** BEGIN Materials provided **

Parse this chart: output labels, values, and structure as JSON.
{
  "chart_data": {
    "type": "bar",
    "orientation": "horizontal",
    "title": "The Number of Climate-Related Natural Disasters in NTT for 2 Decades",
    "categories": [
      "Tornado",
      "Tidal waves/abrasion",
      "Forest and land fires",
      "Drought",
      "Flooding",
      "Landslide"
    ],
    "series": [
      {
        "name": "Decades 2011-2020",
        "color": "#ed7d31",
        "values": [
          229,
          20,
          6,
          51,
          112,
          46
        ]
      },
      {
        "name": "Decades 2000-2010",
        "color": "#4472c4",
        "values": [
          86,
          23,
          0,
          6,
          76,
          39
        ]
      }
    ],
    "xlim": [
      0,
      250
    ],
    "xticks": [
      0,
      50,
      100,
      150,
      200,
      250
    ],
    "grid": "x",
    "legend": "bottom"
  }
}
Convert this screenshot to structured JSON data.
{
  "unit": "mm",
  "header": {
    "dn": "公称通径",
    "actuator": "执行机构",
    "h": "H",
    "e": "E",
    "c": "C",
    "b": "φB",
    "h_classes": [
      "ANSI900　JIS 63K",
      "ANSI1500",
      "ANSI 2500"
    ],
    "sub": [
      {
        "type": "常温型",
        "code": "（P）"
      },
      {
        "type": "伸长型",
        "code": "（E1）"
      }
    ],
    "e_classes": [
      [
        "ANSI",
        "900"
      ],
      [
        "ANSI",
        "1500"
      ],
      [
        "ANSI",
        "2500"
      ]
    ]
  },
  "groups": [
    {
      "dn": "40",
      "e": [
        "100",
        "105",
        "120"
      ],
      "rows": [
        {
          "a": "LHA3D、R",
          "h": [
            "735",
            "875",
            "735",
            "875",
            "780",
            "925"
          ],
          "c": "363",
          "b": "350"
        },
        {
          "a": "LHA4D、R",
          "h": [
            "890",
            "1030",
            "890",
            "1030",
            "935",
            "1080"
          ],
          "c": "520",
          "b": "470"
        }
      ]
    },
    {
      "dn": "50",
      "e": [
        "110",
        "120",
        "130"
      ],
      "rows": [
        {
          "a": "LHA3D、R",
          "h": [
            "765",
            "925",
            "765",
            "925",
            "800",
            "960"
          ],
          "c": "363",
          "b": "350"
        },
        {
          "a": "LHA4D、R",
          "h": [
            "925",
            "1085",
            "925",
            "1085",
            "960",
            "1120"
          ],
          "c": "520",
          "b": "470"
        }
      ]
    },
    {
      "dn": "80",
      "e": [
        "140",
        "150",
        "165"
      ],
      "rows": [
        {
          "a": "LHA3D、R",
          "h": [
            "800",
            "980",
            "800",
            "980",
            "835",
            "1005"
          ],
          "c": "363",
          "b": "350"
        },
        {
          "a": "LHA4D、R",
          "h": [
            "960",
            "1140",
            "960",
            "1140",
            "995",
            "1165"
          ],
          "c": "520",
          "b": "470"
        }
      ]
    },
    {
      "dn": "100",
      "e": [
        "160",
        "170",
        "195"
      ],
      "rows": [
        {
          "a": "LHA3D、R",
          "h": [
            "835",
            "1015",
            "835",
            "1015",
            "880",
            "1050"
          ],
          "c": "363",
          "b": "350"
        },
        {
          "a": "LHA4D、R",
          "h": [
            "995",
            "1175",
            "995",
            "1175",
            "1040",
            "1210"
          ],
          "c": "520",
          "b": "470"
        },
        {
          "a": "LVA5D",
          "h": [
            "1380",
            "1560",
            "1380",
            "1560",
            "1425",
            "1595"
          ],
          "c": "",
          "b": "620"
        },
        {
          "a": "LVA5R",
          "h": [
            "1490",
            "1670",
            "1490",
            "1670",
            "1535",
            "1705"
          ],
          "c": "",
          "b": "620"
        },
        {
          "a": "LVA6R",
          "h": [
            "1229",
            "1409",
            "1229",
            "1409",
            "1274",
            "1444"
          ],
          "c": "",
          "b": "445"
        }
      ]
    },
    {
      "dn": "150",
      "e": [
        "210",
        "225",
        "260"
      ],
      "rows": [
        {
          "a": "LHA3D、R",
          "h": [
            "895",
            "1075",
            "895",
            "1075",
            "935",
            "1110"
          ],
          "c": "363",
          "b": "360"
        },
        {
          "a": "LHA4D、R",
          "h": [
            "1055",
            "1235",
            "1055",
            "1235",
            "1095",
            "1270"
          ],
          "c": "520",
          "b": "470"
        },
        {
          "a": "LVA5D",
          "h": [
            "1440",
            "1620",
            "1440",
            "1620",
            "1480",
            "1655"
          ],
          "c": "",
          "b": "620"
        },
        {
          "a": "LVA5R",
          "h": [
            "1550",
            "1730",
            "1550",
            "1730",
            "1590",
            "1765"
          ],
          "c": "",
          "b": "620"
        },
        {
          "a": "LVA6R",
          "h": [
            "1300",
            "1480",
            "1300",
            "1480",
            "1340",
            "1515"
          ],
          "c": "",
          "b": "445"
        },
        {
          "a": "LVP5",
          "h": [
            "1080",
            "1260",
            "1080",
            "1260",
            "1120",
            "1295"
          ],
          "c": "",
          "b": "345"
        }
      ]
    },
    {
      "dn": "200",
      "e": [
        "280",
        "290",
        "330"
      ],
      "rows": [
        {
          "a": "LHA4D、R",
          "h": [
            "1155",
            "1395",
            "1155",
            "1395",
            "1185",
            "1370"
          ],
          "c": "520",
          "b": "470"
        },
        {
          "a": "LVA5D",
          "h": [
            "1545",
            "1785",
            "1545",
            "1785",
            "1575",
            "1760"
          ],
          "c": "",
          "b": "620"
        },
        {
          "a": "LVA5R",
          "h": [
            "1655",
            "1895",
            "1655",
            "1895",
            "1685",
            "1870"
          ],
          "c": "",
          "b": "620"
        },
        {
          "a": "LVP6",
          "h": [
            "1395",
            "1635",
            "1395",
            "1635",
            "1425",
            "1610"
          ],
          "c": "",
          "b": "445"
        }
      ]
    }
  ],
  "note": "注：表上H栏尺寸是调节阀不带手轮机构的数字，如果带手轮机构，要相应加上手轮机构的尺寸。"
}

** END Materials provided **

_Exercise directions_
The listing above should be transcribed in full, exactly as written.

_Task answer_
Parse this chart: output labels, values, and structure as JSON.
{
  "chart_data": {
    "type": "bar",
    "orientation": "horizontal",
    "title": "The Number of Climate-Related Natural Disasters in NTT for 2 Decades",
    "categories": [
      "Tornado",
      "Tidal waves/abrasion",
      "Forest and land fires",
      "Drought",
      "Flooding",
      "Landslide"
    ],
    "series": [
      {
        "name": "Decades 2011-2020",
        "color": "#ed7d31",
        "values": [
          229,
          20,
          6,
          51,
          112,
          46
        ]
      },
      {
        "name": "Decades 2000-2010",
        "color": "#4472c4",
        "values": [
          86,
          23,
          0,
          6,
          76,
          39
        ]
      }
    ],
    "xlim": [
      0,
      250
    ],
    "xticks": [
      0,
      50,
      100,
      150,
      200,
      250
    ],
    "grid": "x",
    "legend": "bottom"
  }
}
Convert this screenshot to structured JSON data.
{
  "unit": "mm",
  "header": {
    "dn": "公称通径",
    "actuator": "执行机构",
    "h": "H",
    "e": "E",
    "c": "C",
    "b": "φB",
    "h_classes": [
      "ANSI900　JIS 63K",
      "ANSI1500",
      "ANSI 2500"
    ],
    "sub": [
      {
        "type": "常温型",
        "code": "（P）"
      },
      {
        "type": "伸长型",
        "code": "（E1）"
      }
    ],
    "e_classes": [
      [
        "ANSI",
        "900"
      ],
      [
        "ANSI",
        "1500"
      ],
      [
        "ANSI",
        "2500"
      ]
    ]
  },
  "groups": [
    {
      "dn": "40",
      "e": [
        "100",
        "105",
        "120"
      ],
      "rows": [
        {
          "a": "LHA3D、R",
          "h": [
            "735",
            "875",
            "735",
            "875",
            "780",
            "925"
          ],
          "c": "363",
          "b": "350"
        },
        {
          "a": "LHA4D、R",
          "h": [
            "890",
            "1030",
            "890",
            "1030",
            "935",
            "1080"
          ],
          "c": "520",
          "b": "470"
        }
      ]
    },
    {
      "dn": "50",
      "e": [
        "110",
        "120",
        "130"
      ],
      "rows": [
        {
          "a": "LHA3D、R",
          "h": [
            "765",
            "925",
            "765",
            "925",
            "800",
            "960"
          ],
          "c": "363",
          "b": "350"
        },
        {
          "a": "LHA4D、R",
          "h": [
            "925",
            "1085",
            "925",
            "1085",
            "960",
            "1120"
          ],
          "c": "520",
          "b": "470"
        }
      ]
    },
    {
      "dn": "80",
      "e": [
        "140",
        "150",
        "165"
      ],
      "rows": [
        {
          "a": "LHA3D、R",
          "h": [
            "800",
            "980",
            "800",
            "980",
            "835",
            "1005"
          ],
          "c": "363",
          "b": "350"
        },
        {
          "a": "LHA4D、R",
          "h": [
            "960",
            "1140",
            "960",
            "1140",
            "995",
            "1165"
          ],
          "c": "520",
          "b": "470"
        }
      ]
    },
    {
      "dn": "100",
      "e": [
        "160",
        "170",
        "195"
      ],
      "rows": [
        {
          "a": "LHA3D、R",
          "h": [
            "835",
            "1015",
            "835",
            "1015",
            "880",
            "1050"
          ],
          "c": "363",
          "b": "350"
        },
        {
          "a": "LHA4D、R",
          "h": [
            "995",
            "1175",
            "995",
            "1175",
            "1040",
            "1210"
          ],
          "c": "520",
          "b": "470"
        },
        {
          "a": "LVA5D",
          "h": [
            "1380",
            "1560",
            "1380",
            "1560",
            "1425",
            "1595"
          ],
          "c": "",
          "b": "620"
        },
        {
          "a": "LVA5R",
          "h": [
            "1490",
            "1670",
            "1490",
            "1670",
            "1535",
            "1705"
          ],
          "c": "",
          "b": "620"
        },
        {
          "a": "LVA6R",
          "h": [
            "1229",
            "1409",
            "1229",
            "1409",
            "1274",
            "1444"
          ],
          "c": "",
          "b": "445"
        }
      ]
    },
    {
      "dn": "150",
      "e": [
        "210",
        "225",
        "260"
      ],
      "rows": [
        {
          "a": "LHA3D、R",
          "h": [
            "895",
            "1075",
            "895",
            "1075",
            "935",
            "1110"
          ],
          "c": "363",
          "b": "360"
        },
        {
          "a": "LHA4D、R",
          "h": [
            "1055",
            "1235",
            "1055",
            "1235",
            "1095",
            "1270"
          ],
          "c": "520",
          "b": "470"
        },
        {
          "a": "LVA5D",
          "h": [
            "1440",
            "1620",
            "1440",
            "1620",
            "1480",
            "1655"
          ],
          "c": "",
          "b": "620"
        },
        {
          "a": "LVA5R",
          "h": [
            "1550",
            "1730",
            "1550",
            "1730",
            "1590",
            "1765"
          ],
          "c": "",
          "b": "620"
        },
        {
          "a": "LVA6R",
          "h": [
            "1300",
            "1480",
            "1300",
            "1480",
            "1340",
            "1515"
          ],
          "c": "",
          "b": "445"
        },
        {
          "a": "LVP5",
          "h": [
            "1080",
            "1260",
            "1080",
            "1260",
            "1120",
            "1295"
          ],
          "c": "",
          "b": "345"
        }
      ]
    },
    {
      "dn": "200",
      "e": [
        "280",
        "290",
        "330"
      ],
      "rows": [
        {
          "a": "LHA4D、R",
          "h": [
            "1155",
            "1395",
            "1155",
            "1395",
            "1185",
            "1370"
          ],
          "c": "520",
          "b": "470"
        },
        {
          "a": "LVA5D",
          "h": [
            "1545",
            "1785",
            "1545",
            "1785",
            "1575",
            "1760"
          ],
          "c": "",
          "b": "620"
        },
        {
          "a": "LVA5R",
          "h": [
            "1655",
            "1895",
            "1655",
            "1895",
            "1685",
            "1870"
          ],
          "c": "",
          "b": "620"
        },
        {
          "a": "LVP6",
          "h": [
            "1395",
            "1635",
            "1395",
            "1635",
            "1425",
            "1610"
          ],
          "c": "",
          "b": "445"
        }
      ]
    }
  ],
  "note": "注：表上H栏尺寸是调节阀不带手轮机构的数字，如果带手轮机构，要相应加上手轮机构的尺寸。"
}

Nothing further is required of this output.